>> Begin Source document

Mississippi joint airport boards are creatures of § 61-5-37 and surrounding statutes. Two or more public agencies (typically a city and a county) can create a joint board to own and operate an airport, share the costs, and consolidate authority. The board exercises the powers of the constituent agencies, subject to limits in § 61-5-39 and the terms of the joint agreement. Revenues flow into a joint fund under § 61-5-41.

For abandoned personal property, Mississippi has parallel statutes for counties (§ 19-3-85) and municipalities (§ 21-39-21). They share a structure: receipt or recovery of the property, posting notice in three public places, a 120-day claim window, public auction with 10-day notice if no claim is filed, and proceeds to the appropriate treasury or general fund.

The Davis Jr. opinion is significant because it answers the systems integration question (how do these statutes combine for a joint airport board?) and the procedural question (what does it take to claim abandoned property?). It also confirms the proceeds rule: joint property revenues go to the joint fund.

Citations

  • Miss. Code Ann. § 19-3-85 (county procedure for abandoned personal property)
  • Miss. Code Ann. § 21-39-21 (municipal procedure for abandoned personal property)
  • Miss. Code Ann. § 61-5-37 (joint airport board authority to exercise constituent powers)
  • Miss. Code Ann. § 61-5-39 (limits on joint board authority)
  • Miss. Code Ann. § 61-5-41 (joint airport fund)
  • MS AG Op., Dulaney (Mar. 16, 2007) (joint airport board may follow either county or city statute for disposal of real property)

Source

Original opinion text

September 21, 2022
William H. Davis, Jr., Esq.
Attorney, Corinth-Alcorn County Joint Airport Board
Post Office Box 1613
Corinth, Mississippi 38835
Re:

Disposal of Abandoned Personal Property by a Joint Airport Board
Created Under Mississippi Code Annotated Section 61-5-37

Dear Mr. Davis:
The Office of the Attorney General has received your request for an official opinion.

>> End Source document

Challenge 1
In the Mississippi airport board summary, how long is the claim window for abandoned personal property?
Challenge 2
Continue the Mississippi airport board summary from its last sentence.
The rows come from a different source than the Mississippi airport board summary.

>> Begin Entries provided

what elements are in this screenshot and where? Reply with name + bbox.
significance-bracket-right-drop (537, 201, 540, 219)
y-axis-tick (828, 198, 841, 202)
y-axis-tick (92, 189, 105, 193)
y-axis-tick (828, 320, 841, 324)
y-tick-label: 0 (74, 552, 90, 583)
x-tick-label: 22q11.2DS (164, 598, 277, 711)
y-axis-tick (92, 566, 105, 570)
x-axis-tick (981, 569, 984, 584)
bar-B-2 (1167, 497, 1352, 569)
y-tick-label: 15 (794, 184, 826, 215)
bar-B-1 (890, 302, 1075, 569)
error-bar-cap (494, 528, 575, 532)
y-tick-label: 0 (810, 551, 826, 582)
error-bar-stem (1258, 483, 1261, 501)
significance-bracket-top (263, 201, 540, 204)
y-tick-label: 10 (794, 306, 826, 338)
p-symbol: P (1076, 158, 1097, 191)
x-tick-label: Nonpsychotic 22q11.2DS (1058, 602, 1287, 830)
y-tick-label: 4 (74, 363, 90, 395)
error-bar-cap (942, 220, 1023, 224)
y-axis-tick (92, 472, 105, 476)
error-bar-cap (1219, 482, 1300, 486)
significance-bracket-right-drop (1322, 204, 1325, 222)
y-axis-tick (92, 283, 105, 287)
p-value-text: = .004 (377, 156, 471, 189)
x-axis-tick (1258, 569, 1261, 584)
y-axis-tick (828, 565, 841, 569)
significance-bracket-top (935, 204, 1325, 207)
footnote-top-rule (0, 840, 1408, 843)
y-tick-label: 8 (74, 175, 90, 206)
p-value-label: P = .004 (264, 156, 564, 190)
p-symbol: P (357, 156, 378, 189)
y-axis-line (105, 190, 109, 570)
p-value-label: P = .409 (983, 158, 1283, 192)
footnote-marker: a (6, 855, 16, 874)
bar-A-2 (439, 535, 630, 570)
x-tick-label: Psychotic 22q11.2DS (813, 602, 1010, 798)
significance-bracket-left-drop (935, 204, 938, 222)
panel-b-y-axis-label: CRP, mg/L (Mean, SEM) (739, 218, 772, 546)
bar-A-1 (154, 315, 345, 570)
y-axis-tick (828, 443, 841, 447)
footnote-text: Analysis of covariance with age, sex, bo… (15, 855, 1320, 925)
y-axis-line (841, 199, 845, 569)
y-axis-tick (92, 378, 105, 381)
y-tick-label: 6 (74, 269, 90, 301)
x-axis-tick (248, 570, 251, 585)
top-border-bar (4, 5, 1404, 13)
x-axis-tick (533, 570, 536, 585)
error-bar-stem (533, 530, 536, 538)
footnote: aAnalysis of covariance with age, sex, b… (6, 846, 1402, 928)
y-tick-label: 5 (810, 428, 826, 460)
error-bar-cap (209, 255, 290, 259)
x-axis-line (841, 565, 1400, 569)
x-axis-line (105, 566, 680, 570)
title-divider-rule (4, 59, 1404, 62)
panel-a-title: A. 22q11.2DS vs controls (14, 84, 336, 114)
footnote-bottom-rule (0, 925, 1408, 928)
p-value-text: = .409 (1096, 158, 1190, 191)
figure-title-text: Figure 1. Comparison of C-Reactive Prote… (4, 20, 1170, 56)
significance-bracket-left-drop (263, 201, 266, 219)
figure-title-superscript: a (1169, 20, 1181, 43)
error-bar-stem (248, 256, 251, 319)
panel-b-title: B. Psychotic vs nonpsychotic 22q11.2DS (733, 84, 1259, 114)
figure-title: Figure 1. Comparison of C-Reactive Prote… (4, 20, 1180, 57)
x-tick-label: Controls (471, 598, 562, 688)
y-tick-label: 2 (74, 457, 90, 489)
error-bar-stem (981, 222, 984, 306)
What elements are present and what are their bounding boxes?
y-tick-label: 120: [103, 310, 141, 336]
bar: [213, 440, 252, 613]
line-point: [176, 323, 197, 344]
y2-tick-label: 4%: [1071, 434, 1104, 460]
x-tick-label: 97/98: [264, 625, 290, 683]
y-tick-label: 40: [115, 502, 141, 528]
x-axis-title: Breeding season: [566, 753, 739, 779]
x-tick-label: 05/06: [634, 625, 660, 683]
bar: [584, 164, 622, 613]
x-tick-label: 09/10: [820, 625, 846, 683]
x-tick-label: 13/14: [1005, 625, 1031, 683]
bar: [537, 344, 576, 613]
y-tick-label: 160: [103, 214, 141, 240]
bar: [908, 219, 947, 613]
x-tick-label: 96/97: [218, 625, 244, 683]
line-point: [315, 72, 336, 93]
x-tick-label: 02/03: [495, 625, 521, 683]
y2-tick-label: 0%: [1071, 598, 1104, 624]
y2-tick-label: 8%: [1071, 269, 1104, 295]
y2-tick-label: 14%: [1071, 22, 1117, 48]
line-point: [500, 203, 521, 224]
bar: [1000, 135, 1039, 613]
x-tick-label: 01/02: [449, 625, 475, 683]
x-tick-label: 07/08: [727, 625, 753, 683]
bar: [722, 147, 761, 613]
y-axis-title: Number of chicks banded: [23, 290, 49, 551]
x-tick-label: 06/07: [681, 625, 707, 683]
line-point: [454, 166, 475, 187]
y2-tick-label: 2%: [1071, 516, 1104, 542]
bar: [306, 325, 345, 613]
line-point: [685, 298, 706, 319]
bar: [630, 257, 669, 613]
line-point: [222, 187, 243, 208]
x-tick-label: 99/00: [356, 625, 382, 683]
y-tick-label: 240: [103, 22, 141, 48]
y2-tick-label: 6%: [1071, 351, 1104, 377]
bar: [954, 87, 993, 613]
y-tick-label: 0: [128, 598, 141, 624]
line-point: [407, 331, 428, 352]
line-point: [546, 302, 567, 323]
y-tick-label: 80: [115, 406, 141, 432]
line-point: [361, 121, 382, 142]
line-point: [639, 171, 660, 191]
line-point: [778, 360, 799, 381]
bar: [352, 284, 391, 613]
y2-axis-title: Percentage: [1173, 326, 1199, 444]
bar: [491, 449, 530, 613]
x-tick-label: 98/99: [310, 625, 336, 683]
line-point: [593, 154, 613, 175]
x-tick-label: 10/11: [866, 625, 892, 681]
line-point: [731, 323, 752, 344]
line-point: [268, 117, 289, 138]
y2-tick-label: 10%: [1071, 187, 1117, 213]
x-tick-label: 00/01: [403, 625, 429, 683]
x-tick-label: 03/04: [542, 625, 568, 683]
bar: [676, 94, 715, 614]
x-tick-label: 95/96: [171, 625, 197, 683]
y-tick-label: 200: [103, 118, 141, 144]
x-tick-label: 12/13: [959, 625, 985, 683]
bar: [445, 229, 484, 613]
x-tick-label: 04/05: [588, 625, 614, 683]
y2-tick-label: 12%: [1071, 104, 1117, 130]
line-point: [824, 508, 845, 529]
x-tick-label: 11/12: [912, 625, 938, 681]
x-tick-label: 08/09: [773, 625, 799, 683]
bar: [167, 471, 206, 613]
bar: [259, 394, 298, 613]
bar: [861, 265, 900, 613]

>> End Entries provided

Reply 1
120 days.

Reply 2
Questions Presented
1. Does the Joint Airport Board have authority under Section 61-5-37 to dispose of abandoned
property using the procedures outlined in Sections 19-3-85 and 21-39-21?
2. If the answer to question one is in the affirmative, which statute, Section 19-3-85 or Section
21-39-21, must the Joint Airport Board follow?
3. If the answer to question one is in the negative, which governing entity—the City of
Corinth or Alcorn County—should proceed to dispose of the abandoned property in the
possession of the Joint Airport Board?
4. May an owner "claim" the property simply by advising the authorities that the property is
his, or does the word "claim" in the statutes require the owner to physically "recover" and
take possession of the property, removing it from the airport premises?
5. In the event the abandoned property is sold, should the proceeds from such sale be
deposited into the county treasury pursuant to Section 19-3-85, or into the general fund of
the municipality pursuant to Section 21-39-21?

Brief Response
1. Yes. A joint airport board created under Mississippi Code Annotated Section 61-5-37 may
exercise the authority of its constituent public agencies including the authority to dispose
of abandoned property pursuant to Sections 19-3-85 or 21-39-21.
2. Assuming the joint agreement creating the Joint Airport Board is silent as to which
statutory scheme shall be followed for the Joint Airport Board's disposal of abandoned
property, the Joint Airport Board may dispose of abandoned property in accordance with
either Section 19-3-85 or Section 21-39-21.
3. Based on our response to question one, this question is moot.
4. Pursuant to both Sections 19-3-85 and 21-39-21, claiming abandoned property requires
filing a claim with the appropriate governing authority. The Joint Airport Board may enact
regulatory procedures for filing a claim of ownership of abandoned property to comply
with Sections 19-3-85 and 21-39-21. Whether a particular piece of abandoned property has
been claimed and recovered is a factual determination to be made on a case-by-case basis.
5. The proceeds from the sale shall be deposited into the Joint Airport Board's fund created
in accordance with Section 61-5-41.
Applicable Law and Discussion
In your request, you provide a detailed history of the airport's interactions with an owner of a
specific piece of personal property located at the airport that has possibly been abandoned.
Whether a specific piece of property has been abandoned is a factual determination to be made by
the Joint Airport Board. We offer the following for guidance.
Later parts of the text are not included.